Goal: Copy the full set of lines exactly as given.

Entries:
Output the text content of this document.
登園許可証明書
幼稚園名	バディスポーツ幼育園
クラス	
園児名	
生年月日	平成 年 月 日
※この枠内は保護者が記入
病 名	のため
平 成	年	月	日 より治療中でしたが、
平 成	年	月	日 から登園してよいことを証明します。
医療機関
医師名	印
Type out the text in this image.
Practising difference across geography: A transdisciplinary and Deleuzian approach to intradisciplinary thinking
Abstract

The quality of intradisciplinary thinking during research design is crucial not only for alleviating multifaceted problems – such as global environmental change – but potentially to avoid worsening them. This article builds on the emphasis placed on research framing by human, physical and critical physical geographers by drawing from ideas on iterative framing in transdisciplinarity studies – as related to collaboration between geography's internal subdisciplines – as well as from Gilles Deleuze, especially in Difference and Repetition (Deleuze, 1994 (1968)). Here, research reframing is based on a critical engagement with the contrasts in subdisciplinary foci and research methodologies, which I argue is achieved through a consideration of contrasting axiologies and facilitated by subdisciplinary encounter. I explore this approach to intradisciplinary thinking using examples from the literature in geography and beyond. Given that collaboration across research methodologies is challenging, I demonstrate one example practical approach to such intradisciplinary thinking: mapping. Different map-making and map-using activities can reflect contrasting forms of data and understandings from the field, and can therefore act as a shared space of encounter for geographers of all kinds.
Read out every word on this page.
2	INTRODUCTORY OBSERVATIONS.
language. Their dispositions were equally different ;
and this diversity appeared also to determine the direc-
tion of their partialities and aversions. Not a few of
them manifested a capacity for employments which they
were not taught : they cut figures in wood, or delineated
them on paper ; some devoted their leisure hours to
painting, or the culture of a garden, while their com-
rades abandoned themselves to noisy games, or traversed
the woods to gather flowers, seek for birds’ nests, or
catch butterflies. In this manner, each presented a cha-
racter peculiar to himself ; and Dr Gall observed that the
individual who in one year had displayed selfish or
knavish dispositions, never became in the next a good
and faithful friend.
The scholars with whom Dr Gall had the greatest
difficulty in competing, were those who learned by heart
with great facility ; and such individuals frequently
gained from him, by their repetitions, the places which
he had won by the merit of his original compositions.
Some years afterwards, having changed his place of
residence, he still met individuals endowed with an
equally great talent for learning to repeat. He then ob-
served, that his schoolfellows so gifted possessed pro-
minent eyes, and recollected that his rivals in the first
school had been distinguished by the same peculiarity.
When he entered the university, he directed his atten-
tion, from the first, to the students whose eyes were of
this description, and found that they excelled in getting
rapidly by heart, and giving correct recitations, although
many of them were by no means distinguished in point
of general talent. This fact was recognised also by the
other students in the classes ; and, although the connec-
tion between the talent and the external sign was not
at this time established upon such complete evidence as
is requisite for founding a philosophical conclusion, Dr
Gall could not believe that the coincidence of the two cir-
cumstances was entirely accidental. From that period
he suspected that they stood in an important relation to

Result below:
Output the text content of this document.
登園許可証明書
幼稚園名	バディスポーツ幼育園
クラス	
園児名	
生年月日	平成 年 月 日
※この枠内は保護者が記入
病 名	のため
平 成	年	月	日 より治療中でしたが、
平 成	年	月	日 から登園してよいことを証明します。
医療機関
医師名	印
Type out the text in this image.
Practising difference across geography: A transdisciplinary and Deleuzian approach to intradisciplinary thinking
Abstract

The quality of intradisciplinary thinking during research design is crucial not only for alleviating multifaceted problems – such as global environmental change – but potentially to avoid worsening them. This article builds on the emphasis placed on research framing by human, physical and critical physical geographers by drawing from ideas on iterative framing in transdisciplinarity studies – as related to collaboration between geography's internal subdisciplines – as well as from Gilles Deleuze, especially in Difference and Repetition (Deleuze, 1994 (1968)). Here, research reframing is based on a critical engagement with the contrasts in subdisciplinary foci and research methodologies, which I argue is achieved through a consideration of contrasting axiologies and facilitated by subdisciplinary encounter. I explore this approach to intradisciplinary thinking using examples from the literature in geography and beyond. Given that collaboration across research methodologies is challenging, I demonstrate one example practical approach to such intradisciplinary thinking: mapping. Different map-making and map-using activities can reflect contrasting forms of data and understandings from the field, and can therefore act as a shared space of encounter for geographers of all kinds.
Read out every word on this page.
2	INTRODUCTORY OBSERVATIONS.
language. Their dispositions were equally different ;
and this diversity appeared also to determine the direc-
tion of their partialities and aversions. Not a few of
them manifested a capacity for employments which they
were not taught : they cut figures in wood, or delineated
them on paper ; some devoted their leisure hours to
painting, or the culture of a garden, while their com-
rades abandoned themselves to noisy games, or traversed
the woods to gather flowers, seek for birds’ nests, or
catch butterflies. In this manner, each presented a cha-
racter peculiar to himself ; and Dr Gall observed that the
individual who in one year had displayed selfish or
knavish dispositions, never became in the next a good
and faithful friend.
The scholars with whom Dr Gall had the greatest
difficulty in competing, were those who learned by heart
with great facility ; and such individuals frequently
gained from him, by their repetitions, the places which
he had won by the merit of his original compositions.
Some years afterwards, having changed his place of
residence, he still met individuals endowed with an
equally great talent for learning to repeat. He then ob-
served, that his schoolfellows so gifted possessed pro-
minent eyes, and recollected that his rivals in the first
school had been distinguished by the same peculiarity.
When he entered the university, he directed his atten-
tion, from the first, to the students whose eyes were of
this description, and found that they excelled in getting
rapidly by heart, and giving correct recitations, although
many of them were by no means distinguished in point
of general talent. This fact was recognised also by the
other students in the classes ; and, although the connec-
tion between the talent and the external sign was not
at this time established upon such complete evidence as
is requisite for founding a philosophical conclusion, Dr
Gall could not believe that the coincidence of the two cir-
cumstances was entirely accidental. From that period
he suspected that they stood in an important relation to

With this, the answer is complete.